DATASET RECORDS:
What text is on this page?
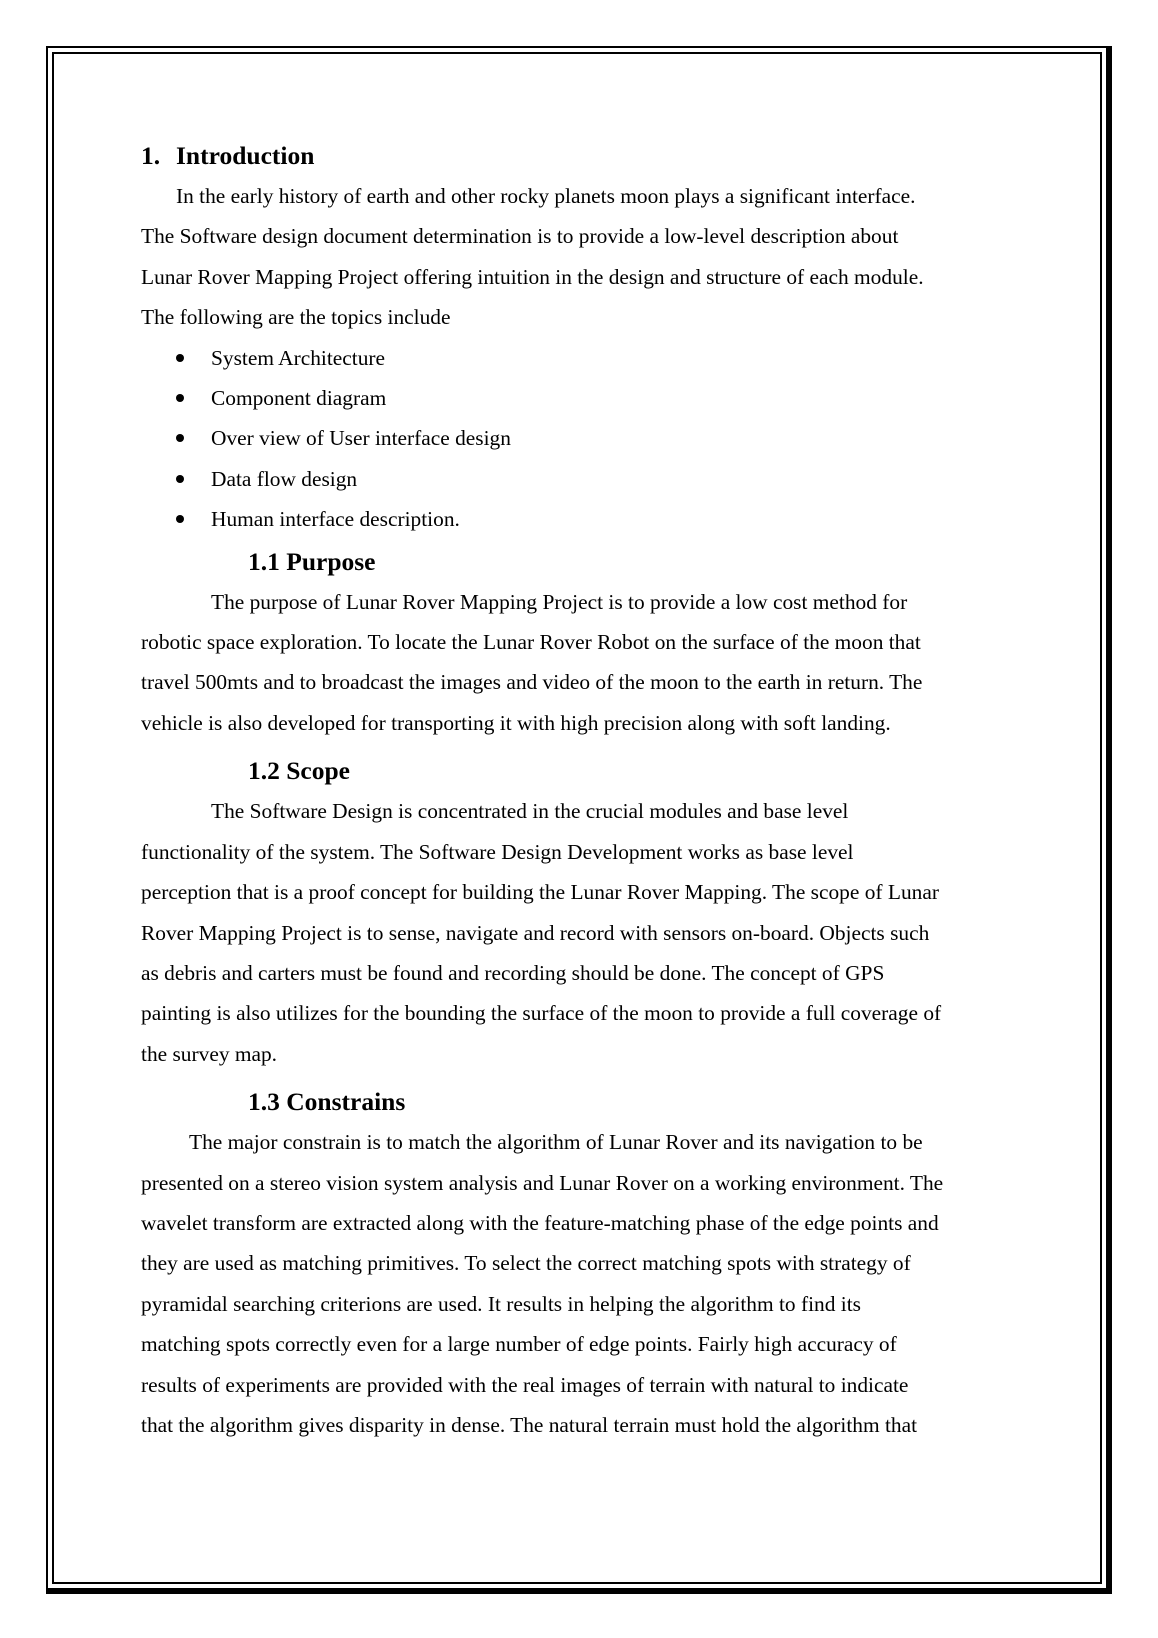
1. Introduction
In the early history of earth and other rocky planets moon plays a significant interface.
The Software design document determination is to provide a low-level description about
Lunar Rover Mapping Project offering intuition in the design and structure of each module.
The following are the topics include
System Architecture
Component diagram
Over view of User interface design
Data flow design
Human interface description.
1.1 Purpose
The purpose of Lunar Rover Mapping Project is to provide a low cost method for
robotic space exploration. To locate the Lunar Rover Robot on the surface of the moon that
travel 500mts and to broadcast the images and video of the moon to the earth in return. The
vehicle is also developed for transporting it with high precision along with soft landing.
1.2 Scope
The Software Design is concentrated in the crucial modules and base level
functionality of the system. The Software Design Development works as base level
perception that is a proof concept for building the Lunar Rover Mapping. The scope of Lunar
Rover Mapping Project is to sense, navigate and record with sensors on-board. Objects such
as debris and carters must be found and recording should be done. The concept of GPS
painting is also utilizes for the bounding the surface of the moon to provide a full coverage of
the survey map.
1.3 Constrains
The major constrain is to match the algorithm of Lunar Rover and its navigation to be
presented on a stereo vision system analysis and Lunar Rover on a working environment. The
wavelet transform are extracted along with the feature-matching phase of the edge points and
they are used as matching primitives. To select the correct matching spots with strategy of
pyramidal searching criterions are used. It results in helping the algorithm to find its
matching spots correctly even for a large number of edge points. Fairly high accuracy of
results of experiments are provided with the real images of terrain with natural to indicate
that the algorithm gives disparity in dense. The natural terrain must hold the algorithm that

BRIEF: Identify and copy the lines holding the word "base".

RESPONSE BELOW:
The Software Design is concentrated in the crucial modules and base level
functionality of the system. The Software Design Development works as base level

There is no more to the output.